### Directive
State how many lines in the entries below contain "topology". Write nothing but the number.

### Input records
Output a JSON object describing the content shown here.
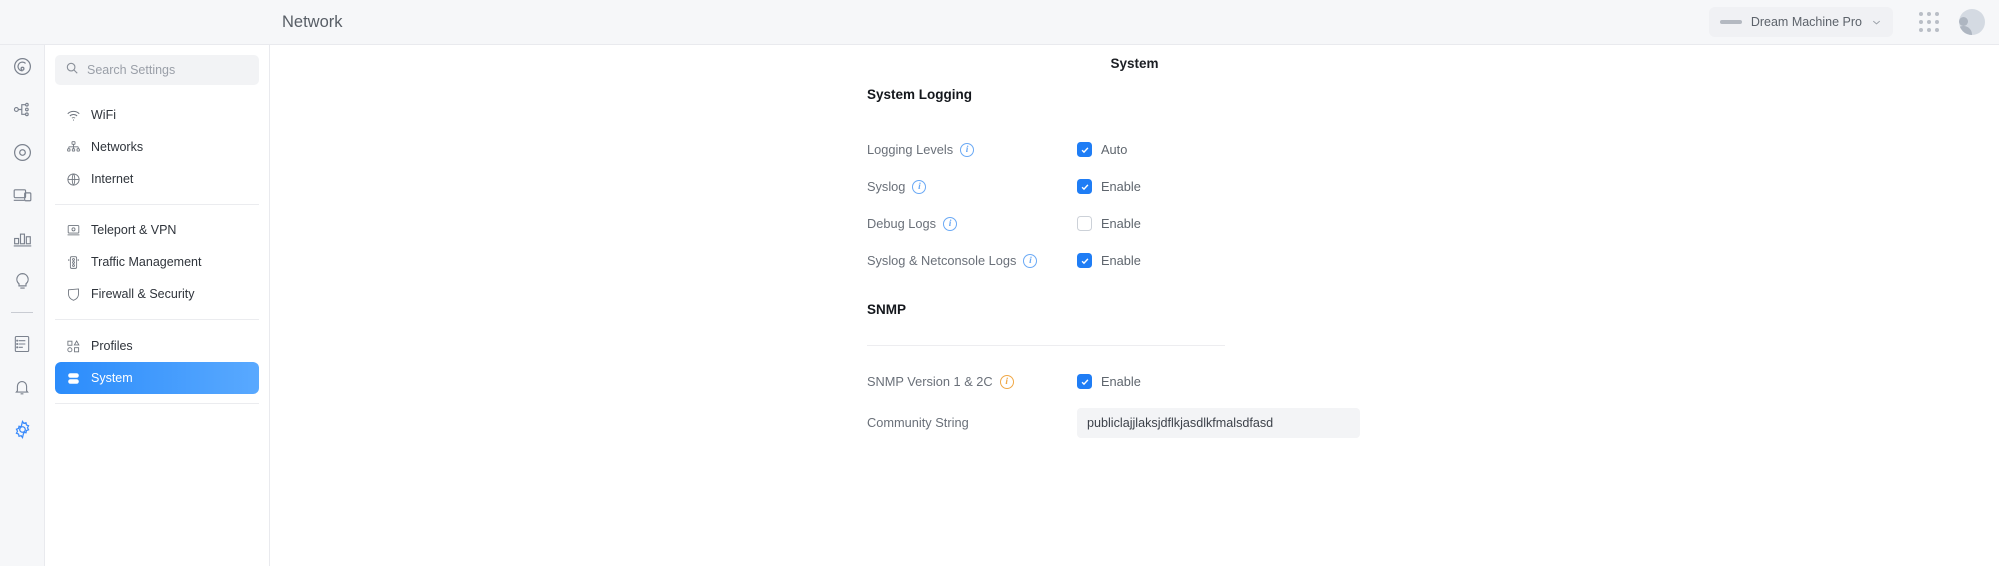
{
  "rail": {
    "logo_name": "unifi-logo",
    "items": [
      {
        "name": "rail-item-dashboard",
        "icon": "gauge-icon"
      },
      {
        "name": "rail-item-topology",
        "icon": "topology-icon"
      },
      {
        "name": "rail-item-wifi-experience",
        "icon": "target-icon"
      },
      {
        "name": "rail-item-devices",
        "icon": "devices-icon"
      },
      {
        "name": "rail-item-statistics",
        "icon": "bar-chart-icon"
      },
      {
        "name": "rail-item-insights",
        "icon": "bulb-icon"
      },
      {
        "name": "rail-item-logs",
        "icon": "list-icon"
      },
      {
        "name": "rail-item-notifications",
        "icon": "bell-icon"
      },
      {
        "name": "rail-item-settings",
        "icon": "gear-icon"
      }
    ]
  },
  "topbar": {
    "title": "Network",
    "device_name": "Dream Machine Pro",
    "chevron": "chevron-down-icon",
    "apps_icon": "apps-grid-icon",
    "avatar": "user-avatar"
  },
  "search": {
    "placeholder": "Search Settings",
    "value": "",
    "icon": "search-icon"
  },
  "sidebar": {
    "groups": [
      {
        "items": [
          {
            "label": "WiFi",
            "icon": "wifi-icon",
            "selected": false
          },
          {
            "label": "Networks",
            "icon": "networks-icon",
            "selected": false
          },
          {
            "label": "Internet",
            "icon": "globe-icon",
            "selected": false
          }
        ]
      },
      {
        "items": [
          {
            "label": "Teleport & VPN",
            "icon": "teleport-icon",
            "selected": false
          },
          {
            "label": "Traffic Management",
            "icon": "traffic-icon",
            "selected": false
          },
          {
            "label": "Firewall & Security",
            "icon": "shield-icon",
            "selected": false
          }
        ]
      },
      {
        "items": [
          {
            "label": "Profiles",
            "icon": "profiles-icon",
            "selected": false
          },
          {
            "label": "System",
            "icon": "system-icon",
            "selected": true
          }
        ]
      }
    ]
  },
  "page": {
    "title": "System"
  },
  "system_logging": {
    "heading": "System Logging",
    "rows": [
      {
        "label": "Logging Levels",
        "info": "info-icon",
        "info_style": "blue",
        "control_label": "Auto",
        "checked": true
      },
      {
        "label": "Syslog",
        "info": "info-icon",
        "info_style": "blue",
        "control_label": "Enable",
        "checked": true
      },
      {
        "label": "Debug Logs",
        "info": "info-icon",
        "info_style": "blue",
        "control_label": "Enable",
        "checked": false
      },
      {
        "label": "Syslog & Netconsole Logs",
        "info": "info-icon",
        "info_style": "blue",
        "control_label": "Enable",
        "checked": true
      }
    ]
  },
  "snmp": {
    "heading": "SNMP",
    "version_row": {
      "label": "SNMP Version 1 & 2C",
      "info": "warning-info-icon",
      "info_style": "warn",
      "control_label": "Enable",
      "checked": true
    },
    "community_row": {
      "label": "Community String",
      "value": "publiclajjlaksjdflkjasdlkfmalsdfasd",
      "placeholder": ""
    }
  },
  "colors": {
    "accent": "#1f7df5",
    "selected_nav": "#2b8cfb",
    "warn": "#f0a847",
    "logo_blue": "#0a5fe0"
  }
}
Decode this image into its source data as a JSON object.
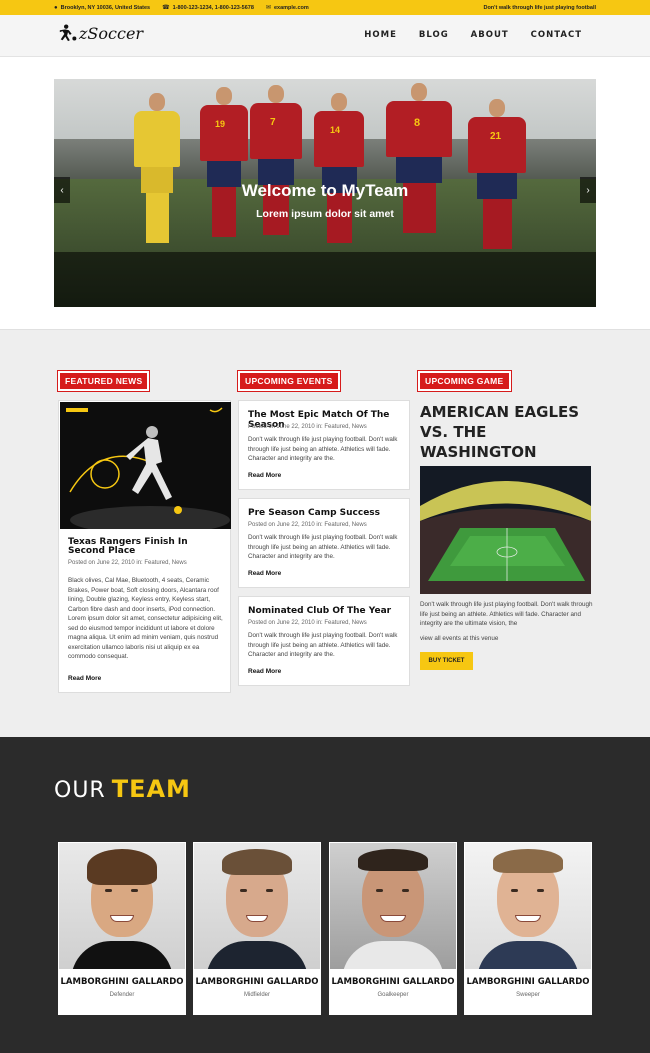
{
  "topbar": {
    "address": "Brooklyn, NY 10036, United States",
    "phone": "1-800-123-1234, 1-800-123-5678",
    "email": "example.com",
    "tagline": "Don't walk through life just playing football"
  },
  "header": {
    "logo_text": "zSoccer",
    "nav": [
      "HOME",
      "BLOG",
      "ABOUT",
      "CONTACT"
    ]
  },
  "hero": {
    "title": "Welcome to MyTeam",
    "subtitle": "Lorem ipsum dolor sit amet",
    "jersey_numbers": [
      "19",
      "7",
      "14",
      "8",
      "21"
    ]
  },
  "featured": {
    "label": "FEATURED NEWS",
    "title": "Texas Rangers Finish In Second Place",
    "meta": "Posted on June 22, 2010 in: Featured, News",
    "body": "Black olives, Cal Mae, Bluetooth, 4 seats, Ceramic Brakes, Power boat, Soft closing doors, Alcantara roof lining, Double glazing, Keyless entry, Keyless start, Carbon fibre dash and door inserts, iPod connection. Lorem ipsum dolor sit amet, consectetur adipisicing elit, sed do eiusmod tempor incididunt ut labore et dolore magna aliqua. Ut enim ad minim veniam, quis nostrud exercitation ullamco laboris nisi ut aliquip ex ea commodo consequat.",
    "read_more": "Read More"
  },
  "events": {
    "label": "UPCOMING EVENTS",
    "items": [
      {
        "title": "The Most Epic Match Of The Season",
        "meta": "Posted on June 22, 2010 in: Featured, News",
        "body": "Don't walk through life just playing football. Don't walk through life just being an athlete. Athletics will fade. Character and integrity are the.",
        "read_more": "Read More"
      },
      {
        "title": "Pre Season Camp Success",
        "meta": "Posted on June 22, 2010 in: Featured, News",
        "body": "Don't walk through life just playing football. Don't walk through life just being an athlete. Athletics will fade. Character and integrity are the.",
        "read_more": "Read More"
      },
      {
        "title": "Nominated Club Of The Year",
        "meta": "Posted on June 22, 2010 in: Featured, News",
        "body": "Don't walk through life just playing football. Don't walk through life just being an athlete. Athletics will fade. Character and integrity are the.",
        "read_more": "Read More"
      }
    ]
  },
  "game": {
    "label": "UPCOMING GAME",
    "title": "AMERICAN EAGLES VS. THE WASHINGTON REDSKINS",
    "body": "Don't walk through life just playing football. Don't walk through life just being an athlete. Athletics will fade. Character and integrity are the ultimate vision, the",
    "link": "view all events at this venue",
    "button": "BUY TICKET"
  },
  "team": {
    "heading_1": "OUR",
    "heading_2": "TEAM",
    "members": [
      {
        "name": "LAMBORGHINI GALLARDO",
        "role": "Defender"
      },
      {
        "name": "LAMBORGHINI GALLARDO",
        "role": "Midfielder"
      },
      {
        "name": "LAMBORGHINI GALLARDO",
        "role": "Goalkeeper"
      },
      {
        "name": "LAMBORGHINI GALLARDO",
        "role": "Sweeper"
      }
    ]
  },
  "colors": {
    "accent_yellow": "#f6c712",
    "accent_red": "#d61b1b",
    "dark_bg": "#2b2b2b"
  }
}
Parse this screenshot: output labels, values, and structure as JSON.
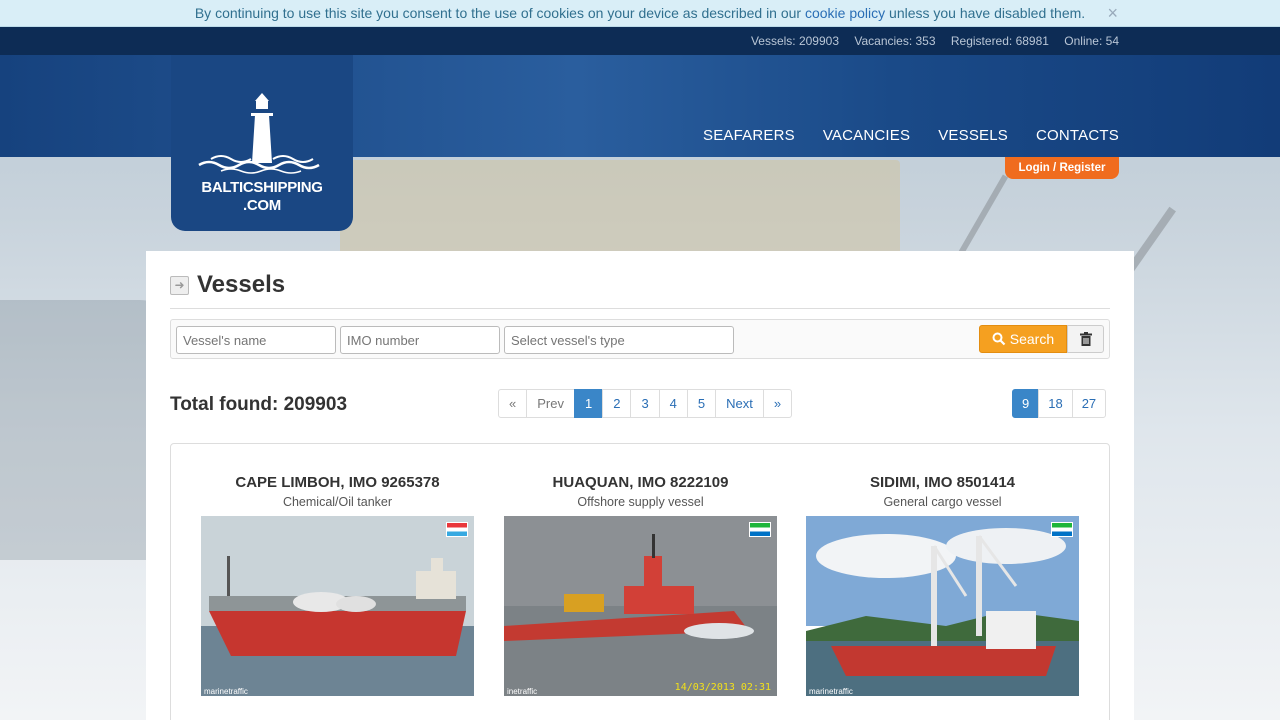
{
  "cookie": {
    "text_before": "By continuing to use this site you consent to the use of cookies on your device as described in our ",
    "link": "cookie policy",
    "text_after": " unless you have disabled them.",
    "close": "×"
  },
  "stats": {
    "vessels": "Vessels: 209903",
    "vacancies": "Vacancies: 353",
    "registered": "Registered: 68981",
    "online": "Online: 54"
  },
  "logo": {
    "line1": "BALTICSHIPPING",
    "line2": ".COM"
  },
  "nav": {
    "seafarers": "SEAFARERS",
    "vacancies": "VACANCIES",
    "vessels": "VESSELS",
    "contacts": "CONTACTS"
  },
  "auth": {
    "login": "Login",
    "sep": "/",
    "register": "Register"
  },
  "page": {
    "title": "Vessels"
  },
  "filters": {
    "name_placeholder": "Vessel's name",
    "imo_placeholder": "IMO number",
    "type_placeholder": "Select vessel's type",
    "search_label": "Search"
  },
  "results": {
    "total_label": "Total found: 209903"
  },
  "pagination": {
    "first": "«",
    "prev": "Prev",
    "pages": [
      "1",
      "2",
      "3",
      "4",
      "5"
    ],
    "next": "Next",
    "last": "»",
    "current": "1"
  },
  "per_page": {
    "options": [
      "9",
      "18",
      "27"
    ],
    "current": "9"
  },
  "vessels": [
    {
      "title": "CAPE LIMBOH, IMO 9265378",
      "type": "Chemical/Oil tanker",
      "watermark": "marinetraffic"
    },
    {
      "title": "HUAQUAN, IMO 8222109",
      "type": "Offshore supply vessel",
      "watermark": "inetraffic",
      "caption": "14/03/2013 02:31"
    },
    {
      "title": "SIDIMI, IMO 8501414",
      "type": "General cargo vessel",
      "watermark": "marinetraffic"
    }
  ],
  "colors": {
    "accent": "#f06c1e",
    "header": "#16427e",
    "link": "#2a6eb5",
    "active": "#3a86c8"
  }
}
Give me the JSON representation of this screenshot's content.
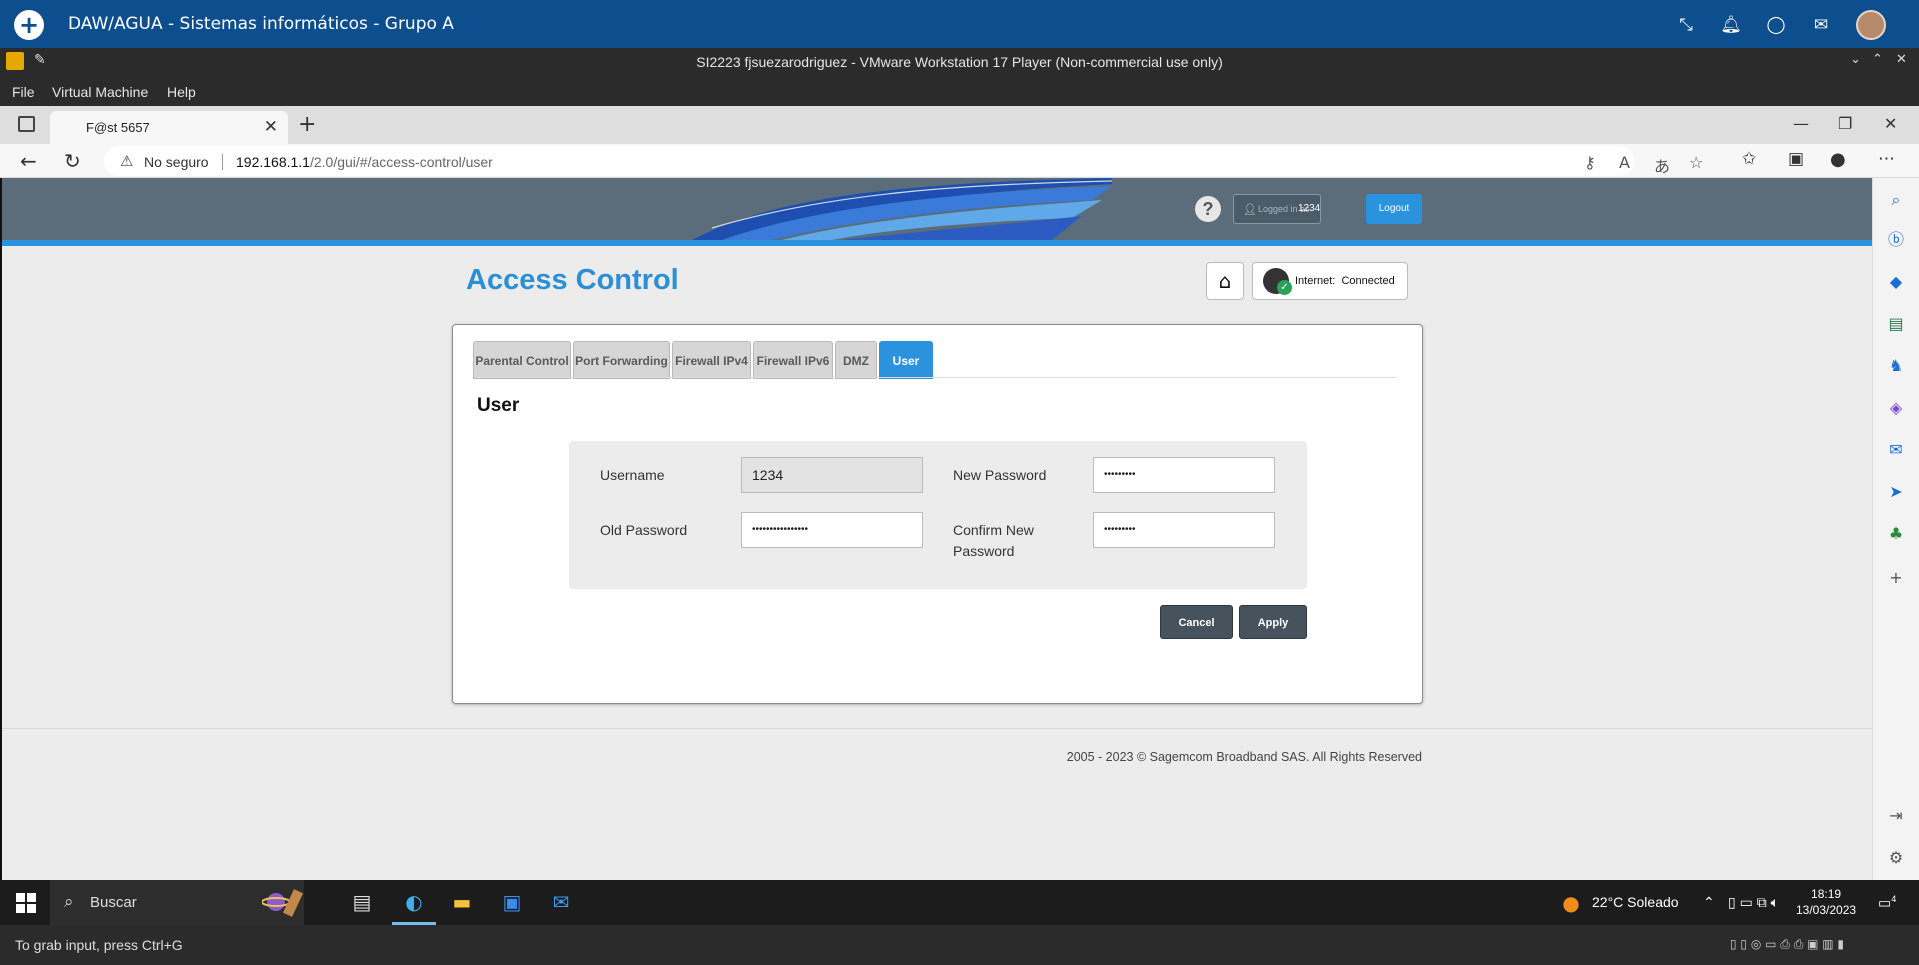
{
  "teams": {
    "title": "DAW/AGUA - Sistemas informáticos - Grupo A"
  },
  "vmware": {
    "title": "SI2223 fjsuezarodriguez - VMware Workstation 17 Player (Non-commercial use only)",
    "menu": [
      "File",
      "Virtual Machine",
      "Help"
    ]
  },
  "browser": {
    "tab_title": "F@st 5657",
    "security_label": "No seguro",
    "url_host": "192.168.1.1",
    "url_path": "/2.0/gui/#/access-control/user"
  },
  "router": {
    "logged_in_label": "Logged in as",
    "logged_in_user": "1234",
    "logout_label": "Logout",
    "help_label": "?",
    "page_title": "Access Control",
    "internet_label": "Internet:",
    "internet_status": "Connected",
    "tabs": [
      "Parental Control",
      "Port Forwarding",
      "Firewall IPv4",
      "Firewall IPv6",
      "DMZ",
      "User"
    ],
    "active_tab": "User",
    "section_title": "User",
    "form": {
      "username_label": "Username",
      "username_value": "1234",
      "new_password_label": "New Password",
      "new_password_value": "•••••••••",
      "old_password_label": "Old Password",
      "old_password_value": "••••••••••••••••",
      "confirm_password_label": "Confirm New Password",
      "confirm_password_value": "•••••••••"
    },
    "cancel_label": "Cancel",
    "apply_label": "Apply",
    "footer": "2005 - 2023 © Sagemcom Broadband SAS. All Rights Reserved"
  },
  "taskbar": {
    "search_placeholder": "Buscar",
    "weather": "22°C  Soleado",
    "time": "18:19",
    "date": "13/03/2023",
    "notifications": "4"
  },
  "status": {
    "hint": "To grab input, press Ctrl+G"
  },
  "colors": {
    "accent": "#2b93de",
    "header": "#5b6d7a",
    "teams_blue": "#0d4e8f"
  }
}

### Finished answer
2